**What the task requires**
An exact transcription of the entries is required, with none of the pictures carried over.

(Website and app data records)
• • • • • • •
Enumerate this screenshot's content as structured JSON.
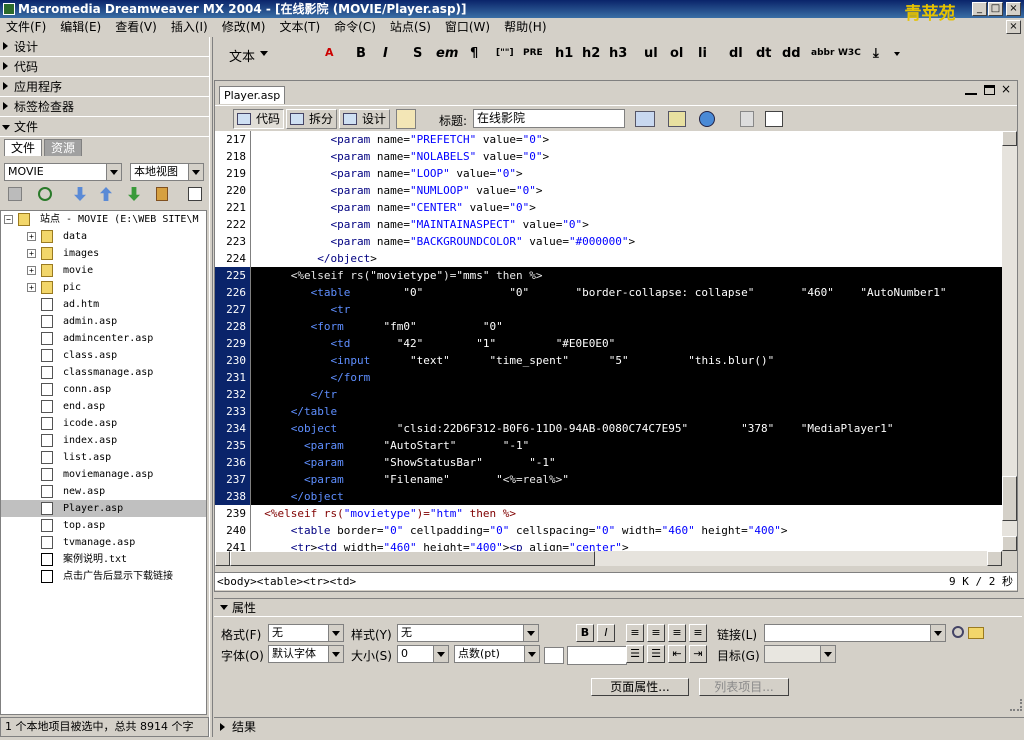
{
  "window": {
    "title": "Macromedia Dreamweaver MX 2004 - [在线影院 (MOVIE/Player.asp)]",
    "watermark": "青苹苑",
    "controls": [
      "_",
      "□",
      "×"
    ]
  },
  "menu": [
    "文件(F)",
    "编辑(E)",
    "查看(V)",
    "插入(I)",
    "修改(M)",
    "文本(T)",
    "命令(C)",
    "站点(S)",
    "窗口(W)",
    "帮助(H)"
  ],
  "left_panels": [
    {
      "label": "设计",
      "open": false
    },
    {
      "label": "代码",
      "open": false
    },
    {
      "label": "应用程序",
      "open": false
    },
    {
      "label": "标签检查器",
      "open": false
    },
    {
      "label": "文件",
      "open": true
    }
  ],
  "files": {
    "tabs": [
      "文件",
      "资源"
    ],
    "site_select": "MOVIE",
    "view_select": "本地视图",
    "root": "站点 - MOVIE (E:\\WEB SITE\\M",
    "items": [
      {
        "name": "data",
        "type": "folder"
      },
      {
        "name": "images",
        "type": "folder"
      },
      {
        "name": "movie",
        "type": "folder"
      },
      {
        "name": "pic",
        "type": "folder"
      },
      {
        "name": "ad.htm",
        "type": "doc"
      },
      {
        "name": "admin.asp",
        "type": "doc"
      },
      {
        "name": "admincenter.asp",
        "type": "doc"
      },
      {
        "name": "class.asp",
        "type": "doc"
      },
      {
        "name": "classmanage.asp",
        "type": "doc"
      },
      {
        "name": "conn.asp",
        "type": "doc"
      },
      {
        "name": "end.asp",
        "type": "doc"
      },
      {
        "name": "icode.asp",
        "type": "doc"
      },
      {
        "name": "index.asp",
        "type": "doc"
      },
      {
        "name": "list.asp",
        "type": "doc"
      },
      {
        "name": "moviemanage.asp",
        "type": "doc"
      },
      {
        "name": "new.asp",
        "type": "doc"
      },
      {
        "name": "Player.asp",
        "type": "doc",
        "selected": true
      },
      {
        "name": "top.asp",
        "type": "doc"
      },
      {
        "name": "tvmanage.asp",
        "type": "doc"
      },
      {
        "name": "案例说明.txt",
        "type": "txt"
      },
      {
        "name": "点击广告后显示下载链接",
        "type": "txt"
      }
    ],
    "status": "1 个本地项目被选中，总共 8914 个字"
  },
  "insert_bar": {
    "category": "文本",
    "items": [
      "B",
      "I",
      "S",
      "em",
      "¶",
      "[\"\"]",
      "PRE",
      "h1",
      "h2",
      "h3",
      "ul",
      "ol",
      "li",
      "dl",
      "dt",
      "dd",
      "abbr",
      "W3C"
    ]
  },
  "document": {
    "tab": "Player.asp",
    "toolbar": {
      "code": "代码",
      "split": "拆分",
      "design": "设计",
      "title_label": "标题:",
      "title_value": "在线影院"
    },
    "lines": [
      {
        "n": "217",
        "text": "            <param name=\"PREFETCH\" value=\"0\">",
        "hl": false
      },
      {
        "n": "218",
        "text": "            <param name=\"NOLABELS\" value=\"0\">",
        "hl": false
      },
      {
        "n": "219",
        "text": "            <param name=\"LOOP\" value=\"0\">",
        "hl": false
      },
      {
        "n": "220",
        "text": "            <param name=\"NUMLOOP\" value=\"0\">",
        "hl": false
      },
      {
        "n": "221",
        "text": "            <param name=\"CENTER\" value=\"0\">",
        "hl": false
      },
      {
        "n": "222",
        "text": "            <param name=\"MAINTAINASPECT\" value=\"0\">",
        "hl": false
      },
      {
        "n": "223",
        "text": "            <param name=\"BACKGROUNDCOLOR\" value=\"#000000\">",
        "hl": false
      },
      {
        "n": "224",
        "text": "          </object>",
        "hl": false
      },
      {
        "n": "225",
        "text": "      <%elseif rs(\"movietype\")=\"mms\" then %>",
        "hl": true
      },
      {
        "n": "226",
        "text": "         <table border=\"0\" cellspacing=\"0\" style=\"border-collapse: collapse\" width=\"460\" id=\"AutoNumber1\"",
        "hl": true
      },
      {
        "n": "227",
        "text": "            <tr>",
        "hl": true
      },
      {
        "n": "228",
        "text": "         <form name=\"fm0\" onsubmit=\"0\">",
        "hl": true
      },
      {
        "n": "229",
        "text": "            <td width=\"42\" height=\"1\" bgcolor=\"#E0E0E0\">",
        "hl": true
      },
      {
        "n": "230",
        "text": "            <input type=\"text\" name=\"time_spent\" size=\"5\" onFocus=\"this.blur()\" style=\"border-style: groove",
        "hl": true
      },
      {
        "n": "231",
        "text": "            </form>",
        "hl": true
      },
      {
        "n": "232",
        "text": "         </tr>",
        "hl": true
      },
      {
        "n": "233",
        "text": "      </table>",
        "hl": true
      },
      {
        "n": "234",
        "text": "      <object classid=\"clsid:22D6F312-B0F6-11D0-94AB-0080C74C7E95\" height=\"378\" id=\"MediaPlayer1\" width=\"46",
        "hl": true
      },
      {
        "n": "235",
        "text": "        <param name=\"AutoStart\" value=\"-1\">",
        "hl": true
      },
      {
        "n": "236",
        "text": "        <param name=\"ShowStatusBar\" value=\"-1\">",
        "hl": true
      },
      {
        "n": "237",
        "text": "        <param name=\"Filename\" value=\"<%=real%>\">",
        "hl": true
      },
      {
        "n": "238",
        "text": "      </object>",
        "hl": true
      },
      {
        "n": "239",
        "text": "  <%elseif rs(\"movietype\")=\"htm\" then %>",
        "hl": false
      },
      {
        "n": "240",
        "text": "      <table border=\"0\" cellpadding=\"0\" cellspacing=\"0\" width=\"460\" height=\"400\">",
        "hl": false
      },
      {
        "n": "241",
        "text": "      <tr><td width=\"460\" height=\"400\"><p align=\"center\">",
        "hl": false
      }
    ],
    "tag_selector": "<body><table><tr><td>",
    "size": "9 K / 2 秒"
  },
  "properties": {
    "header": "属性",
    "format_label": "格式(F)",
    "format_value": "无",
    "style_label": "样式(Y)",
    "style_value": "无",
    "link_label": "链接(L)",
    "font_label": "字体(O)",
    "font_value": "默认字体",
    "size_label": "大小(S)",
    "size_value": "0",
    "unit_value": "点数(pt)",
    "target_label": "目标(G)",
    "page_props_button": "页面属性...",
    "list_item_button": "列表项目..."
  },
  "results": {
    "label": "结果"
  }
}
• • • • • • •
**Result**
Enumerate this screenshot's content as structured JSON.
{
  "window": {
    "title": "Macromedia Dreamweaver MX 2004 - [在线影院 (MOVIE/Player.asp)]",
    "watermark": "青苹苑",
    "controls": [
      "_",
      "□",
      "×"
    ]
  },
  "menu": [
    "文件(F)",
    "编辑(E)",
    "查看(V)",
    "插入(I)",
    "修改(M)",
    "文本(T)",
    "命令(C)",
    "站点(S)",
    "窗口(W)",
    "帮助(H)"
  ],
  "left_panels": [
    {
      "label": "设计",
      "open": false
    },
    {
      "label": "代码",
      "open": false
    },
    {
      "label": "应用程序",
      "open": false
    },
    {
      "label": "标签检查器",
      "open": false
    },
    {
      "label": "文件",
      "open": true
    }
  ],
  "files": {
    "tabs": [
      "文件",
      "资源"
    ],
    "site_select": "MOVIE",
    "view_select": "本地视图",
    "root": "站点 - MOVIE (E:\\WEB SITE\\M",
    "items": [
      {
        "name": "data",
        "type": "folder"
      },
      {
        "name": "images",
        "type": "folder"
      },
      {
        "name": "movie",
        "type": "folder"
      },
      {
        "name": "pic",
        "type": "folder"
      },
      {
        "name": "ad.htm",
        "type": "doc"
      },
      {
        "name": "admin.asp",
        "type": "doc"
      },
      {
        "name": "admincenter.asp",
        "type": "doc"
      },
      {
        "name": "class.asp",
        "type": "doc"
      },
      {
        "name": "classmanage.asp",
        "type": "doc"
      },
      {
        "name": "conn.asp",
        "type": "doc"
      },
      {
        "name": "end.asp",
        "type": "doc"
      },
      {
        "name": "icode.asp",
        "type": "doc"
      },
      {
        "name": "index.asp",
        "type": "doc"
      },
      {
        "name": "list.asp",
        "type": "doc"
      },
      {
        "name": "moviemanage.asp",
        "type": "doc"
      },
      {
        "name": "new.asp",
        "type": "doc"
      },
      {
        "name": "Player.asp",
        "type": "doc",
        "selected": true
      },
      {
        "name": "top.asp",
        "type": "doc"
      },
      {
        "name": "tvmanage.asp",
        "type": "doc"
      },
      {
        "name": "案例说明.txt",
        "type": "txt"
      },
      {
        "name": "点击广告后显示下载链接",
        "type": "txt"
      }
    ],
    "status": "1 个本地项目被选中，总共 8914 个字"
  },
  "insert_bar": {
    "category": "文本",
    "items": [
      "B",
      "I",
      "S",
      "em",
      "¶",
      "[\"\"]",
      "PRE",
      "h1",
      "h2",
      "h3",
      "ul",
      "ol",
      "li",
      "dl",
      "dt",
      "dd",
      "abbr",
      "W3C"
    ]
  },
  "document": {
    "tab": "Player.asp",
    "toolbar": {
      "code": "代码",
      "split": "拆分",
      "design": "设计",
      "title_label": "标题:",
      "title_value": "在线影院"
    },
    "lines": [
      {
        "n": "217",
        "text": "            <param name=\"PREFETCH\" value=\"0\">",
        "hl": false
      },
      {
        "n": "218",
        "text": "            <param name=\"NOLABELS\" value=\"0\">",
        "hl": false
      },
      {
        "n": "219",
        "text": "            <param name=\"LOOP\" value=\"0\">",
        "hl": false
      },
      {
        "n": "220",
        "text": "            <param name=\"NUMLOOP\" value=\"0\">",
        "hl": false
      },
      {
        "n": "221",
        "text": "            <param name=\"CENTER\" value=\"0\">",
        "hl": false
      },
      {
        "n": "222",
        "text": "            <param name=\"MAINTAINASPECT\" value=\"0\">",
        "hl": false
      },
      {
        "n": "223",
        "text": "            <param name=\"BACKGROUNDCOLOR\" value=\"#000000\">",
        "hl": false
      },
      {
        "n": "224",
        "text": "          </object>",
        "hl": false
      },
      {
        "n": "225",
        "text": "      <%elseif rs(\"movietype\")=\"mms\" then %>",
        "hl": true
      },
      {
        "n": "226",
        "text": "         <table border=\"0\" cellspacing=\"0\" style=\"border-collapse: collapse\" width=\"460\" id=\"AutoNumber1\"",
        "hl": true
      },
      {
        "n": "227",
        "text": "            <tr>",
        "hl": true
      },
      {
        "n": "228",
        "text": "         <form name=\"fm0\" onsubmit=\"0\">",
        "hl": true
      },
      {
        "n": "229",
        "text": "            <td width=\"42\" height=\"1\" bgcolor=\"#E0E0E0\">",
        "hl": true
      },
      {
        "n": "230",
        "text": "            <input type=\"text\" name=\"time_spent\" size=\"5\" onFocus=\"this.blur()\" style=\"border-style: groove",
        "hl": true
      },
      {
        "n": "231",
        "text": "            </form>",
        "hl": true
      },
      {
        "n": "232",
        "text": "         </tr>",
        "hl": true
      },
      {
        "n": "233",
        "text": "      </table>",
        "hl": true
      },
      {
        "n": "234",
        "text": "      <object classid=\"clsid:22D6F312-B0F6-11D0-94AB-0080C74C7E95\" height=\"378\" id=\"MediaPlayer1\" width=\"46",
        "hl": true
      },
      {
        "n": "235",
        "text": "        <param name=\"AutoStart\" value=\"-1\">",
        "hl": true
      },
      {
        "n": "236",
        "text": "        <param name=\"ShowStatusBar\" value=\"-1\">",
        "hl": true
      },
      {
        "n": "237",
        "text": "        <param name=\"Filename\" value=\"<%=real%>\">",
        "hl": true
      },
      {
        "n": "238",
        "text": "      </object>",
        "hl": true
      },
      {
        "n": "239",
        "text": "  <%elseif rs(\"movietype\")=\"htm\" then %>",
        "hl": false
      },
      {
        "n": "240",
        "text": "      <table border=\"0\" cellpadding=\"0\" cellspacing=\"0\" width=\"460\" height=\"400\">",
        "hl": false
      },
      {
        "n": "241",
        "text": "      <tr><td width=\"460\" height=\"400\"><p align=\"center\">",
        "hl": false
      }
    ],
    "tag_selector": "<body><table><tr><td>",
    "size": "9 K / 2 秒"
  },
  "properties": {
    "header": "属性",
    "format_label": "格式(F)",
    "format_value": "无",
    "style_label": "样式(Y)",
    "style_value": "无",
    "link_label": "链接(L)",
    "font_label": "字体(O)",
    "font_value": "默认字体",
    "size_label": "大小(S)",
    "size_value": "0",
    "unit_value": "点数(pt)",
    "target_label": "目标(G)",
    "page_props_button": "页面属性...",
    "list_item_button": "列表项目..."
  },
  "results": {
    "label": "结果"
  }
}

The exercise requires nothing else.